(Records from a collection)

[start]

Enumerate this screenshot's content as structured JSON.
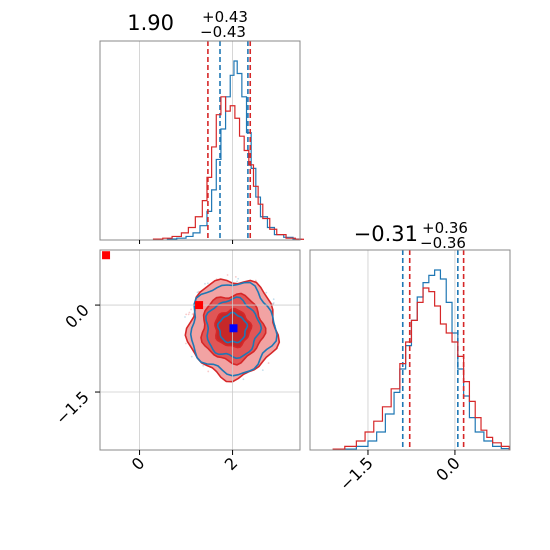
{
  "chart_data": {
    "type": "corner",
    "parameters": [
      {
        "title": {
          "value": "1.90",
          "plus": "+0.43",
          "minus": "−0.43"
        },
        "range": [
          -0.85,
          3.45
        ],
        "ticks": [
          0,
          2
        ],
        "tick_labels": [
          "0",
          "2"
        ],
        "quantile_lines": {
          "#1f77b4": [
            1.73,
            2.33
          ],
          "#d62728": [
            1.47,
            2.38
          ]
        }
      },
      {
        "title": {
          "value": "−0.31",
          "plus": "+0.36",
          "minus": "−0.36"
        },
        "range": [
          -2.5,
          0.95
        ],
        "ticks": [
          -1.5,
          0.0
        ],
        "tick_labels": [
          "−1.5",
          "0.0"
        ],
        "quantile_lines": {
          "#1f77b4": [
            -0.9,
            0.05
          ],
          "#d62728": [
            -0.78,
            0.15
          ]
        }
      }
    ],
    "series": [
      {
        "color": "#1f77b4",
        "hist_x": [
          [
            0.6,
            0.006
          ],
          [
            0.8,
            0.01
          ],
          [
            1.0,
            0.02
          ],
          [
            1.15,
            0.04
          ],
          [
            1.3,
            0.08
          ],
          [
            1.45,
            0.16
          ],
          [
            1.55,
            0.28
          ],
          [
            1.65,
            0.45
          ],
          [
            1.75,
            0.62
          ],
          [
            1.85,
            0.8
          ],
          [
            1.95,
            0.92
          ],
          [
            2.03,
            1.0
          ],
          [
            2.1,
            0.93
          ],
          [
            2.2,
            0.8
          ],
          [
            2.3,
            0.6
          ],
          [
            2.4,
            0.4
          ],
          [
            2.5,
            0.24
          ],
          [
            2.6,
            0.13
          ],
          [
            2.75,
            0.07
          ],
          [
            2.9,
            0.03
          ],
          [
            3.1,
            0.015
          ],
          [
            3.3,
            0.005
          ]
        ],
        "hist_y": [
          [
            -1.9,
            0.005
          ],
          [
            -1.7,
            0.02
          ],
          [
            -1.5,
            0.05
          ],
          [
            -1.35,
            0.1
          ],
          [
            -1.2,
            0.2
          ],
          [
            -1.05,
            0.32
          ],
          [
            -0.95,
            0.45
          ],
          [
            -0.85,
            0.58
          ],
          [
            -0.75,
            0.72
          ],
          [
            -0.65,
            0.85
          ],
          [
            -0.55,
            0.93
          ],
          [
            -0.45,
            0.97
          ],
          [
            -0.35,
            1.0
          ],
          [
            -0.25,
            0.95
          ],
          [
            -0.15,
            0.82
          ],
          [
            -0.05,
            0.65
          ],
          [
            0.05,
            0.45
          ],
          [
            0.15,
            0.3
          ],
          [
            0.25,
            0.18
          ],
          [
            0.35,
            0.1
          ],
          [
            0.5,
            0.05
          ],
          [
            0.65,
            0.02
          ],
          [
            0.8,
            0.008
          ]
        ],
        "contour_center": [
          2.0,
          -0.4
        ],
        "contour_radii": [
          [
            0.3,
            0.25
          ],
          [
            0.57,
            0.5
          ],
          [
            0.9,
            0.78
          ]
        ],
        "marker": [
          2.02,
          -0.4
        ]
      },
      {
        "color": "#d62728",
        "hist_x": [
          [
            0.3,
            0.005
          ],
          [
            0.5,
            0.01
          ],
          [
            0.7,
            0.02
          ],
          [
            0.9,
            0.04
          ],
          [
            1.05,
            0.07
          ],
          [
            1.2,
            0.13
          ],
          [
            1.35,
            0.22
          ],
          [
            1.45,
            0.35
          ],
          [
            1.55,
            0.52
          ],
          [
            1.65,
            0.7
          ],
          [
            1.75,
            0.8
          ],
          [
            1.85,
            0.72
          ],
          [
            1.95,
            0.75
          ],
          [
            2.05,
            0.68
          ],
          [
            2.15,
            0.58
          ],
          [
            2.25,
            0.5
          ],
          [
            2.35,
            0.42
          ],
          [
            2.45,
            0.3
          ],
          [
            2.55,
            0.2
          ],
          [
            2.65,
            0.12
          ],
          [
            2.8,
            0.06
          ],
          [
            2.95,
            0.03
          ],
          [
            3.15,
            0.01
          ],
          [
            3.35,
            0.004
          ]
        ],
        "hist_y": [
          [
            -2.1,
            0.005
          ],
          [
            -1.9,
            0.02
          ],
          [
            -1.7,
            0.05
          ],
          [
            -1.55,
            0.1
          ],
          [
            -1.4,
            0.16
          ],
          [
            -1.25,
            0.24
          ],
          [
            -1.1,
            0.34
          ],
          [
            -0.95,
            0.48
          ],
          [
            -0.85,
            0.6
          ],
          [
            -0.75,
            0.72
          ],
          [
            -0.65,
            0.82
          ],
          [
            -0.55,
            0.9
          ],
          [
            -0.45,
            0.88
          ],
          [
            -0.35,
            0.8
          ],
          [
            -0.25,
            0.7
          ],
          [
            -0.15,
            0.65
          ],
          [
            -0.05,
            0.6
          ],
          [
            0.05,
            0.52
          ],
          [
            0.15,
            0.38
          ],
          [
            0.25,
            0.27
          ],
          [
            0.35,
            0.18
          ],
          [
            0.45,
            0.11
          ],
          [
            0.55,
            0.07
          ],
          [
            0.65,
            0.04
          ],
          [
            0.8,
            0.02
          ]
        ],
        "contour_center": [
          2.0,
          -0.4
        ],
        "contour_radii": [
          [
            0.38,
            0.32
          ],
          [
            0.66,
            0.58
          ],
          [
            0.95,
            0.85
          ]
        ],
        "marker": [
          1.28,
          0.0
        ],
        "outlier": [
          -0.72,
          0.86
        ]
      }
    ]
  }
}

[end]

GOAL. Leave the pictures out, and transcribe each of the records exactly.

WRITTEN RESPONSE.
Enumerate this screenshot's content as structured JSON.
{
  "chart_data": {
    "type": "corner",
    "parameters": [
      {
        "title": {
          "value": "1.90",
          "plus": "+0.43",
          "minus": "−0.43"
        },
        "range": [
          -0.85,
          3.45
        ],
        "ticks": [
          0,
          2
        ],
        "tick_labels": [
          "0",
          "2"
        ],
        "quantile_lines": {
          "#1f77b4": [
            1.73,
            2.33
          ],
          "#d62728": [
            1.47,
            2.38
          ]
        }
      },
      {
        "title": {
          "value": "−0.31",
          "plus": "+0.36",
          "minus": "−0.36"
        },
        "range": [
          -2.5,
          0.95
        ],
        "ticks": [
          -1.5,
          0.0
        ],
        "tick_labels": [
          "−1.5",
          "0.0"
        ],
        "quantile_lines": {
          "#1f77b4": [
            -0.9,
            0.05
          ],
          "#d62728": [
            -0.78,
            0.15
          ]
        }
      }
    ],
    "series": [
      {
        "color": "#1f77b4",
        "hist_x": [
          [
            0.6,
            0.006
          ],
          [
            0.8,
            0.01
          ],
          [
            1.0,
            0.02
          ],
          [
            1.15,
            0.04
          ],
          [
            1.3,
            0.08
          ],
          [
            1.45,
            0.16
          ],
          [
            1.55,
            0.28
          ],
          [
            1.65,
            0.45
          ],
          [
            1.75,
            0.62
          ],
          [
            1.85,
            0.8
          ],
          [
            1.95,
            0.92
          ],
          [
            2.03,
            1.0
          ],
          [
            2.1,
            0.93
          ],
          [
            2.2,
            0.8
          ],
          [
            2.3,
            0.6
          ],
          [
            2.4,
            0.4
          ],
          [
            2.5,
            0.24
          ],
          [
            2.6,
            0.13
          ],
          [
            2.75,
            0.07
          ],
          [
            2.9,
            0.03
          ],
          [
            3.1,
            0.015
          ],
          [
            3.3,
            0.005
          ]
        ],
        "hist_y": [
          [
            -1.9,
            0.005
          ],
          [
            -1.7,
            0.02
          ],
          [
            -1.5,
            0.05
          ],
          [
            -1.35,
            0.1
          ],
          [
            -1.2,
            0.2
          ],
          [
            -1.05,
            0.32
          ],
          [
            -0.95,
            0.45
          ],
          [
            -0.85,
            0.58
          ],
          [
            -0.75,
            0.72
          ],
          [
            -0.65,
            0.85
          ],
          [
            -0.55,
            0.93
          ],
          [
            -0.45,
            0.97
          ],
          [
            -0.35,
            1.0
          ],
          [
            -0.25,
            0.95
          ],
          [
            -0.15,
            0.82
          ],
          [
            -0.05,
            0.65
          ],
          [
            0.05,
            0.45
          ],
          [
            0.15,
            0.3
          ],
          [
            0.25,
            0.18
          ],
          [
            0.35,
            0.1
          ],
          [
            0.5,
            0.05
          ],
          [
            0.65,
            0.02
          ],
          [
            0.8,
            0.008
          ]
        ],
        "contour_center": [
          2.0,
          -0.4
        ],
        "contour_radii": [
          [
            0.3,
            0.25
          ],
          [
            0.57,
            0.5
          ],
          [
            0.9,
            0.78
          ]
        ],
        "marker": [
          2.02,
          -0.4
        ]
      },
      {
        "color": "#d62728",
        "hist_x": [
          [
            0.3,
            0.005
          ],
          [
            0.5,
            0.01
          ],
          [
            0.7,
            0.02
          ],
          [
            0.9,
            0.04
          ],
          [
            1.05,
            0.07
          ],
          [
            1.2,
            0.13
          ],
          [
            1.35,
            0.22
          ],
          [
            1.45,
            0.35
          ],
          [
            1.55,
            0.52
          ],
          [
            1.65,
            0.7
          ],
          [
            1.75,
            0.8
          ],
          [
            1.85,
            0.72
          ],
          [
            1.95,
            0.75
          ],
          [
            2.05,
            0.68
          ],
          [
            2.15,
            0.58
          ],
          [
            2.25,
            0.5
          ],
          [
            2.35,
            0.42
          ],
          [
            2.45,
            0.3
          ],
          [
            2.55,
            0.2
          ],
          [
            2.65,
            0.12
          ],
          [
            2.8,
            0.06
          ],
          [
            2.95,
            0.03
          ],
          [
            3.15,
            0.01
          ],
          [
            3.35,
            0.004
          ]
        ],
        "hist_y": [
          [
            -2.1,
            0.005
          ],
          [
            -1.9,
            0.02
          ],
          [
            -1.7,
            0.05
          ],
          [
            -1.55,
            0.1
          ],
          [
            -1.4,
            0.16
          ],
          [
            -1.25,
            0.24
          ],
          [
            -1.1,
            0.34
          ],
          [
            -0.95,
            0.48
          ],
          [
            -0.85,
            0.6
          ],
          [
            -0.75,
            0.72
          ],
          [
            -0.65,
            0.82
          ],
          [
            -0.55,
            0.9
          ],
          [
            -0.45,
            0.88
          ],
          [
            -0.35,
            0.8
          ],
          [
            -0.25,
            0.7
          ],
          [
            -0.15,
            0.65
          ],
          [
            -0.05,
            0.6
          ],
          [
            0.05,
            0.52
          ],
          [
            0.15,
            0.38
          ],
          [
            0.25,
            0.27
          ],
          [
            0.35,
            0.18
          ],
          [
            0.45,
            0.11
          ],
          [
            0.55,
            0.07
          ],
          [
            0.65,
            0.04
          ],
          [
            0.8,
            0.02
          ]
        ],
        "contour_center": [
          2.0,
          -0.4
        ],
        "contour_radii": [
          [
            0.38,
            0.32
          ],
          [
            0.66,
            0.58
          ],
          [
            0.95,
            0.85
          ]
        ],
        "marker": [
          1.28,
          0.0
        ],
        "outlier": [
          -0.72,
          0.86
        ]
      }
    ]
  }
}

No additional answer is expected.